## Suas tarefas
1/ Liste todos os filósofos que, segundo o trecho da página, afirmam em suas obras que a humanidade chegou ao ponto sem retorno.
2/ Com base no trecho da página, explique por que, na década de 1990, era difícil comparar diferentes programas de pós-graduação e áreas de conhecimento no Brasil.

## Trecho da página
┏━━

“Eu jamais entraria para um clube que me aceitasse como sócio” (Marx, Grouxo)
O documentário “A conspiração consumista” no Netflix mostra com detalhes a crise final do sistema capitalista. Como bem sabemos nós, os professores das Universidades Federais brasileiras, famosos pela sistemática doutrinação marxista em sala de aula, diante das grandes transformações sociais e tecnológicas na Europa do século XIX, Marx previu que a crescente fetichização das mercadorias (que privilegia o valor abstrato em detrimento do seu valor de uso) e a evolução tecnológica que produziria uma explosão na mais-valia e seu colapso, como uma estrela que explode e é consumida pela própria gravidade e vira um buraco negro, ou seja, não é possível extrair mais-valor de máquinas e o sistema se dissolve no ar. O documentário mostra que as necessidades de gerar trabalho e renda através da produção e a acumulação extrema de capital das chamadas big techs estão transformando todos os recursos naturais finitos do planeta em uma imensa montanha de lixo não reciclável de componentes eletrônicos, embalagens, roupas e quaisquer outras bugigangas da Amazon e da Shopee, que aliadas ao lixo residual da queima de carbono e dos excrementos fétidos e inférteis de cafeína e hormônios despejados na água potável dos esgotos, levam filósofos neomarxistas como o japonês Kohei Saito ou Slavoj Zizek, ou mesmo filósofos de correntes antagônicas com Paul Preciado a afirmarem em suas obras que a humanidade chegou o ponto sem retorno.
O sistema Qualis e a teoria marxista
Pois a produção acadêmica e científica no Brasil está acompanhando o sistema capitalista em seu colapso e sua crise final.
Na década de 1990, o Brasil enfrentava um desafio significativo para melhorar a qualidade dos programas de pós-graduação e a produção científica. A falta de critérios uniformes para avaliar a relevância das publicações científicas dificultava a comparação entre diferentes programas e áreas de conhecimento.

┗━━

## Entradas de dados armazenadas

┏━━

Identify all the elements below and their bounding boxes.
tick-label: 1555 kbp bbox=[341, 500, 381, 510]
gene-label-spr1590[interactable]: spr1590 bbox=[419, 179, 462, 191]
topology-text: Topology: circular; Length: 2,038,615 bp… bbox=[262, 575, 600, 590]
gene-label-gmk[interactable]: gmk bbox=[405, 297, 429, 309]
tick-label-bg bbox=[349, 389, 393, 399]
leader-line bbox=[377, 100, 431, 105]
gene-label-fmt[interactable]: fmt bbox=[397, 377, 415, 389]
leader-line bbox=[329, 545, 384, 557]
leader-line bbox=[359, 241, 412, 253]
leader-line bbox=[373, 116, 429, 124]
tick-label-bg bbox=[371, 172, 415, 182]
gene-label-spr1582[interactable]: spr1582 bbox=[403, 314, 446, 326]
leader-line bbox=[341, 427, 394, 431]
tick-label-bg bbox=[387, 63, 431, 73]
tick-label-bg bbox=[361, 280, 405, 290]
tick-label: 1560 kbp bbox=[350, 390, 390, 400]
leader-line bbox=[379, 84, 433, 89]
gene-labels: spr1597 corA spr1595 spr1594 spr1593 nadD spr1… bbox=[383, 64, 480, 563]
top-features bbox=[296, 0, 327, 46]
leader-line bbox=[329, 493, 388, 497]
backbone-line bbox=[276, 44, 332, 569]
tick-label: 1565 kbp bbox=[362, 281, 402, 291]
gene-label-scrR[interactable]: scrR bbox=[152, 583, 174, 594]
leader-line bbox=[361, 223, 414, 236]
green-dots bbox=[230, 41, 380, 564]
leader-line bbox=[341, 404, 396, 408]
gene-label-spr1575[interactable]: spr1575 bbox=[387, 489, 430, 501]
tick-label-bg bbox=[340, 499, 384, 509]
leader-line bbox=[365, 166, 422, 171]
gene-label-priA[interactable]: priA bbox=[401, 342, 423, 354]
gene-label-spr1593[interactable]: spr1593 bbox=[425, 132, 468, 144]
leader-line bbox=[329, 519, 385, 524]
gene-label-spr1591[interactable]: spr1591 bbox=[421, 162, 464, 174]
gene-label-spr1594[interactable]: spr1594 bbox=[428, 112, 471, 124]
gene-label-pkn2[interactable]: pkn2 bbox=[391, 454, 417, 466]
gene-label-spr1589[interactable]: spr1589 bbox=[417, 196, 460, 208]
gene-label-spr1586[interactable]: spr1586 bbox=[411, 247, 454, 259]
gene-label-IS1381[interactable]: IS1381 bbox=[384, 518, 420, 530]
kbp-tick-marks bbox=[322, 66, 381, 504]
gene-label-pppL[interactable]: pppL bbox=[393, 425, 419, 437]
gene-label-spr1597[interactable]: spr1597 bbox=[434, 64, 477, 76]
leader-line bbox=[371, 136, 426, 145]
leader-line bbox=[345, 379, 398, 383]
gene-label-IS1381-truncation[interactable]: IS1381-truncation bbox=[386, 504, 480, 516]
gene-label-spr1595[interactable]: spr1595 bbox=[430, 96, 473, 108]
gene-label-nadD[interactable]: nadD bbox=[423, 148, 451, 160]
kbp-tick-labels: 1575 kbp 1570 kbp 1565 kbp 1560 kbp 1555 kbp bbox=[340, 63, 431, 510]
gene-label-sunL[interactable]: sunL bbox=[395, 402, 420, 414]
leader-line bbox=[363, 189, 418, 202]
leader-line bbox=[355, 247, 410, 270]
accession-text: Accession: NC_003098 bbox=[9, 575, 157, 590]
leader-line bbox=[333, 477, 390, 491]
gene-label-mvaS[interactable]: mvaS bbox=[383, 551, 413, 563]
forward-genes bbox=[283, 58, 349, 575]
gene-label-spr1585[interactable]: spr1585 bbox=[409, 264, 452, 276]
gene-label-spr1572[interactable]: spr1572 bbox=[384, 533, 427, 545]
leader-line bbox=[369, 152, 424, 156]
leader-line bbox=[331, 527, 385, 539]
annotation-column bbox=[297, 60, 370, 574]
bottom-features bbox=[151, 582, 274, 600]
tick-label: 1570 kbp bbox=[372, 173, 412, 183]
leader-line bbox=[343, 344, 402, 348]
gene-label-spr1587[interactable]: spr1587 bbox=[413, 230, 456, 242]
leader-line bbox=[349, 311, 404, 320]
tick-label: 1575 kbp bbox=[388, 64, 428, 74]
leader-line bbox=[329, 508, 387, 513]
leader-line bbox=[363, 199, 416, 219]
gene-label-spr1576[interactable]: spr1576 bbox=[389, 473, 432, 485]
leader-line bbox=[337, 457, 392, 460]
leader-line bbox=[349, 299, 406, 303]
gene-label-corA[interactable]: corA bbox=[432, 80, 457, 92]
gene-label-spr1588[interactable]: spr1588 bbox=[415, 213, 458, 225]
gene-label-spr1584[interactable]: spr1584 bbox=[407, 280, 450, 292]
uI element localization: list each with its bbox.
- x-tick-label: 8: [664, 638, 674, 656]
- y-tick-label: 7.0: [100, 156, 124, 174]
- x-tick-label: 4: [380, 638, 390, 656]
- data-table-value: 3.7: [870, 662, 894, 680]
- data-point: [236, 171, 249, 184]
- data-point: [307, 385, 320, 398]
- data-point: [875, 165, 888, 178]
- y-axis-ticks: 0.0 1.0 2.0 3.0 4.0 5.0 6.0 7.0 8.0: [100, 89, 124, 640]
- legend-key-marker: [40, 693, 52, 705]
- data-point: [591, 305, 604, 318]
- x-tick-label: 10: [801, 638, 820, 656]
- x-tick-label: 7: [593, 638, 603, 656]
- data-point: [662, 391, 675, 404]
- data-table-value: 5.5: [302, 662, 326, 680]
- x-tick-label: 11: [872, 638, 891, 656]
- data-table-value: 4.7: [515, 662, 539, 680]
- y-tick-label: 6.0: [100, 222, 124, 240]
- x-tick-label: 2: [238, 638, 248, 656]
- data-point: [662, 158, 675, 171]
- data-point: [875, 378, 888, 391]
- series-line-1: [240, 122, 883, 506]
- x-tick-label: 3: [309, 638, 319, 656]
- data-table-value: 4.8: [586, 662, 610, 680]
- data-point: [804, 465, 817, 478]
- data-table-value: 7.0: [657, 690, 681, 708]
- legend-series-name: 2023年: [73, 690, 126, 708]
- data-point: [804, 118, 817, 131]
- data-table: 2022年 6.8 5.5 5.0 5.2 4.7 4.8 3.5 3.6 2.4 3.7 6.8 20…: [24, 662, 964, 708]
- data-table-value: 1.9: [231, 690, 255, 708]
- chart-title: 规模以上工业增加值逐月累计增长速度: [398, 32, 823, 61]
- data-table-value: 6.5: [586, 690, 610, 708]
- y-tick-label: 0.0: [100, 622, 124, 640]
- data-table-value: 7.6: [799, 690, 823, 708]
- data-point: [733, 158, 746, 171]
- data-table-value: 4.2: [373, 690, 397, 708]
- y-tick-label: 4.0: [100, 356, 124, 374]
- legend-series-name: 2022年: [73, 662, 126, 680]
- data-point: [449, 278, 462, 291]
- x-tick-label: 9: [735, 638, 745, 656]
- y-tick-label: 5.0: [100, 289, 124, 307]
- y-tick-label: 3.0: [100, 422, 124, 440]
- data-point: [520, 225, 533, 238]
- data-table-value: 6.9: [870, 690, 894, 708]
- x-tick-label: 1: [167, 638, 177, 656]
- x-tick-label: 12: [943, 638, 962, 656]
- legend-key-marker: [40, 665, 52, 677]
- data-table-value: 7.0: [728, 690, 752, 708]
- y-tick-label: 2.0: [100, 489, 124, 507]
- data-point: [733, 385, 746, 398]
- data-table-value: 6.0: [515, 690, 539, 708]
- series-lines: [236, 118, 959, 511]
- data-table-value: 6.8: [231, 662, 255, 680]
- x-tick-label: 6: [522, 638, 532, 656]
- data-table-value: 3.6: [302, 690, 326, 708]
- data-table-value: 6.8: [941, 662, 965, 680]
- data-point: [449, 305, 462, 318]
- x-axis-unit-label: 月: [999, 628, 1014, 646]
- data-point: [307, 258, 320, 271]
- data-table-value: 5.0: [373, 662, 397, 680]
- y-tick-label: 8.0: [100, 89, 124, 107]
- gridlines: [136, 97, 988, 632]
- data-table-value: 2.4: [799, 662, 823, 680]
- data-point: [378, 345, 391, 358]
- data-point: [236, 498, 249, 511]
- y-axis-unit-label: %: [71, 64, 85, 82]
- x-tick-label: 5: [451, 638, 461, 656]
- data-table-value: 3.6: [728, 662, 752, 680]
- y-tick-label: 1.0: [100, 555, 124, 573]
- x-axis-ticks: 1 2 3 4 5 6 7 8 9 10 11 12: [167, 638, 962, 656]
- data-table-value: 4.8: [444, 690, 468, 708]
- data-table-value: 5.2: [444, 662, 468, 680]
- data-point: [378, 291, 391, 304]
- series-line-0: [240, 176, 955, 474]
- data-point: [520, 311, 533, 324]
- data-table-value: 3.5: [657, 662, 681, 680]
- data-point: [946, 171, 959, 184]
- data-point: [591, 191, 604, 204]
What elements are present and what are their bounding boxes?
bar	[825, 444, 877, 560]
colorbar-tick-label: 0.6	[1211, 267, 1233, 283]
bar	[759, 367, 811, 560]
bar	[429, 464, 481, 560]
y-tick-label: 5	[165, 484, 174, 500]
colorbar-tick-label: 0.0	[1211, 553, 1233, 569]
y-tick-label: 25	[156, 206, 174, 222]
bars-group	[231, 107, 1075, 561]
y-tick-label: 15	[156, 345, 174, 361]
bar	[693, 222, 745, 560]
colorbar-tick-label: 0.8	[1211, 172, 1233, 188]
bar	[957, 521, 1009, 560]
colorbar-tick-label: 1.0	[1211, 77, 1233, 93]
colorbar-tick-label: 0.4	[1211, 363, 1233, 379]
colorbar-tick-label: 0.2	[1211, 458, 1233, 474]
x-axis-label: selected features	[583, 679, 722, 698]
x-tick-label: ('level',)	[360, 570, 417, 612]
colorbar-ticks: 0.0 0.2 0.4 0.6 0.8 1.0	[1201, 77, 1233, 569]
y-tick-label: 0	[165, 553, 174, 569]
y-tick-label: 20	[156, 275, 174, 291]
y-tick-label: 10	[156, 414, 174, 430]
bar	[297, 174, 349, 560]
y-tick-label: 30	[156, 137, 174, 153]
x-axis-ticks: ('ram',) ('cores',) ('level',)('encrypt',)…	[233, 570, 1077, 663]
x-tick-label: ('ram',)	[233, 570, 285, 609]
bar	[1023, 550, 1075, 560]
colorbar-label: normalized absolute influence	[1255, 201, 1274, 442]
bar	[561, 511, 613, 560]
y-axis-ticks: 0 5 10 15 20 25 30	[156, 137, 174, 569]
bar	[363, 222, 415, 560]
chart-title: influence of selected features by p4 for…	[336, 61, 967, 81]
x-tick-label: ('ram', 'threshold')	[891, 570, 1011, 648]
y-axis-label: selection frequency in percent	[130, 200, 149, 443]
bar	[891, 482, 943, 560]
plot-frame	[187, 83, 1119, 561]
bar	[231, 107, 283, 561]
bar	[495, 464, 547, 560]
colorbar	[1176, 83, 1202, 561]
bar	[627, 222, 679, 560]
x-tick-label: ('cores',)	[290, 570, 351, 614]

┗━━

## Respostas dos exercícios
1/ Kohei Saito, Slavoj Zizek e Paul Preciado.

2/ Era difícil porque faltavam critérios uniformes para avaliar a relevância das publicações científicas.